====== TEXTO APRESENTADO

Cafezal •
Canéfora: mistura amazônica
Uma jornada por Rondônia apresenta agricultura familiar, desenvolvimento de novas plantas e foco na qualidade do grão. Bem-vindo ao céu azul e ao aroma de café rondoniense
Quando em outubro de 2017 três produtores de Rondônia foram anunciados finalistas do concurso Coffee of the Year na categoria Conilon, muitos especialistas voltaram os olhos para a região. Eu, do palco, vi no rosto dos premiados cafeicultores a grande emoção de estarem ali na Semana Internacional do Café (SIC). Meses depois estaria eu, quem diria, conhecendo pessoalmente as lavouras de Tiago, André e Sérgio. E muito mais. Teria contato com toda a estrutura de ações público-privadas que alçaram o Estado de Rondônia a referência nacional recente na produção da espécie Coffea canephora. A canéfora – palavra usada para se referir aos grupos botânicos conilon e robusta – foi a primeira informação assimilada. Na região da Amazônia, as lavouras são formadas por variedades híbridas, resultado de cruzamento entre plantas diferentes.
Em meio às ruas das propriedades, veem-se folhas enormes e outras menores. A mistura, que é privilégio não só das plantas, ocorreu também na fundação do estado. Pessoas oriundas de diversas partes do Brasil deram à população de Rondônia características muito próprias. A maior parte, de paranaenses, paulistas e mineiros, formou cidades no interior rondoniense, no Norte do País. Muitas dessas famílias já vinham da cultura do café em seus estados de origem. A capital, Porto Velho, mais populosa, tem pouco mais de 500 mil habitantes. Banhada pelo Rio Madeira, a cidade foi o ponto de partida para a viagem de uma semana pela região produtora de café, que fica no centro de Rondônia.

============

TAREFAS DO EXERCÍCIO ->
1. Devolva na íntegra, sem nenhuma alteração, o texto sobre o café canéfora em Rondônia.
2. Nas linhas fornecidas abaixo, redigite sem alterações o trecho que abre com a linha que contém "inset-y-tick-label: 91 (370, 769, 410, 814)" e fecha com a que contém "inset-x-tick-label: 4800 (826, 1185, 906, 1230)", incluindo as duas e nada além delas.

====== LINHAS FORNECIDAS

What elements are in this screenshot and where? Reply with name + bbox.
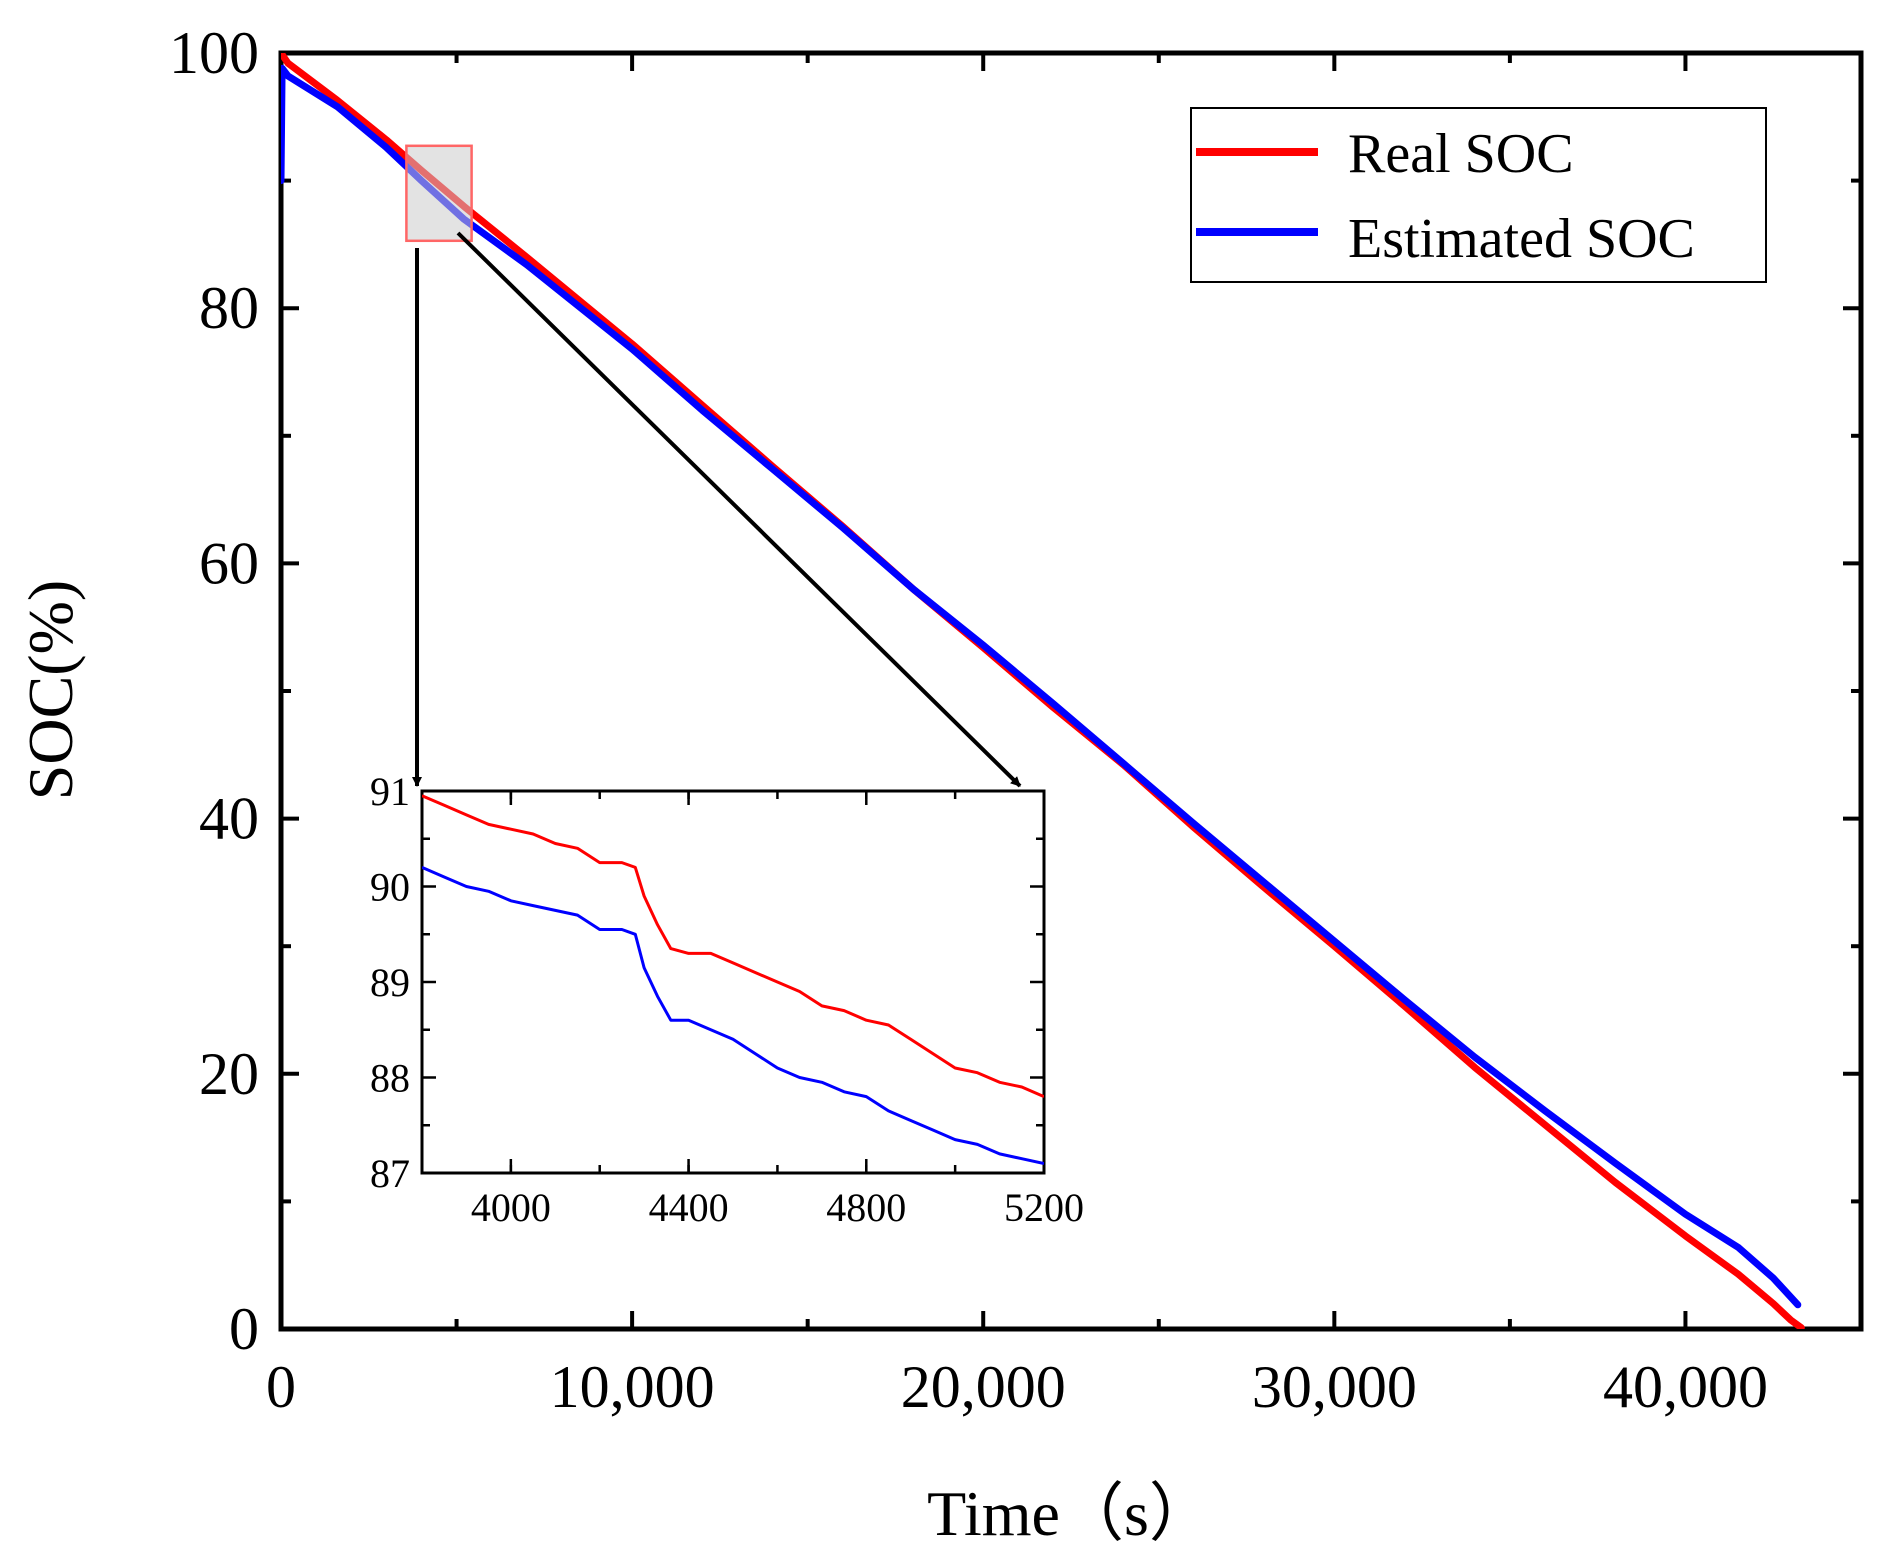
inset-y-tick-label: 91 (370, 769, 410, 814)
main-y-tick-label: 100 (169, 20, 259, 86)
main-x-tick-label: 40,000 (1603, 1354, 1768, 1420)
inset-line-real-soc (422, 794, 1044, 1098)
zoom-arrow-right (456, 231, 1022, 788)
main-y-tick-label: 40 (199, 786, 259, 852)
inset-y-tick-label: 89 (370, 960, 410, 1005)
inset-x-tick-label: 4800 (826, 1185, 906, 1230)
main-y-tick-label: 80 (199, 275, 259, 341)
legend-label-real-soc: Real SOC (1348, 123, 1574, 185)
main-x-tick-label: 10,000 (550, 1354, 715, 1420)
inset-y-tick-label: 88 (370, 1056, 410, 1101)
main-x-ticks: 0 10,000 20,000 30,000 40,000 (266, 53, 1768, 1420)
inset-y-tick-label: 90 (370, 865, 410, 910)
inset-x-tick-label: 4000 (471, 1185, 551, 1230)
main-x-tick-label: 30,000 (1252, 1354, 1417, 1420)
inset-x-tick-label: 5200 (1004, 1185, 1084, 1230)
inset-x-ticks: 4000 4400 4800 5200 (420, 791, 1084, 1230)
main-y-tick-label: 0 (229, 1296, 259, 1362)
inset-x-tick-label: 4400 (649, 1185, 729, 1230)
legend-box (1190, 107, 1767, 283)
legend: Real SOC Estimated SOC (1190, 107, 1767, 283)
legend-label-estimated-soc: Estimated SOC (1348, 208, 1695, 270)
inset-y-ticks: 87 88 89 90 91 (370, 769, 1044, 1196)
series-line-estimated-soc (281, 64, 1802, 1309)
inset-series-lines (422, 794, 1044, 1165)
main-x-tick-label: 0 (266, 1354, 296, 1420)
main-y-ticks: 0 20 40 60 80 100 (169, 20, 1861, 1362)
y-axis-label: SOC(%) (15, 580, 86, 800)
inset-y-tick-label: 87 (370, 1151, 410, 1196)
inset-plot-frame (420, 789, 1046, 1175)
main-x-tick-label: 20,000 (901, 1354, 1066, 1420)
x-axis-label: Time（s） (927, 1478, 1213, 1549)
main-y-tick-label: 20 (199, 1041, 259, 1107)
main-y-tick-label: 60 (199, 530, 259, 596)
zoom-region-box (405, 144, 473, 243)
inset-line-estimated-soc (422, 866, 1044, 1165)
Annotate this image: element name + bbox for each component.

============

GABARITO ->
1.
Cafezal •
Canéfora: mistura amazônica
Uma jornada por Rondônia apresenta agricultura familiar, desenvolvimento de novas plantas e foco na qualidade do grão. Bem-vindo ao céu azul e ao aroma de café rondoniense
Quando em outubro de 2017 três produtores de Rondônia foram anunciados finalistas do concurso Coffee of the Year na categoria Conilon, muitos especialistas voltaram os olhos para a região. Eu, do palco, vi no rosto dos premiados cafeicultores a grande emoção de estarem ali na Semana Internacional do Café (SIC). Meses depois estaria eu, quem diria, conhecendo pessoalmente as lavouras de Tiago, André e Sérgio. E muito mais. Teria contato com toda a estrutura de ações público-privadas que alçaram o Estado de Rondônia a referência nacional recente na produção da espécie Coffea canephora. A canéfora – palavra usada para se referir aos grupos botânicos conilon e robusta – foi a primeira informação assimilada. Na região da Amazônia, as lavouras são formadas por variedades híbridas, resultado de cruzamento entre plantas diferentes.
Em meio às ruas das propriedades, veem-se folhas enormes e outras menores. A mistura, que é privilégio não só das plantas, ocorreu também na fundação do estado. Pessoas oriundas de diversas partes do Brasil deram à população de Rondônia características muito próprias. A maior parte, de paranaenses, paulistas e mineiros, formou cidades no interior rondoniense, no Norte do País. Muitas dessas famílias já vinham da cultura do café em seus estados de origem. A capital, Porto Velho, mais populosa, tem pouco mais de 500 mil habitantes. Banhada pelo Rio Madeira, a cidade foi o ponto de partida para a viagem de uma semana pela região produtora de café, que fica no centro de Rondônia.

2.
inset-y-tick-label: 91 (370, 769, 410, 814)
main-y-tick-label: 100 (169, 20, 259, 86)
main-x-tick-label: 40,000 (1603, 1354, 1768, 1420)
inset-line-real-soc (422, 794, 1044, 1098)
zoom-arrow-right (456, 231, 1022, 788)
main-y-tick-label: 40 (199, 786, 259, 852)
inset-y-tick-label: 89 (370, 960, 410, 1005)
inset-x-tick-label: 4800 (826, 1185, 906, 1230)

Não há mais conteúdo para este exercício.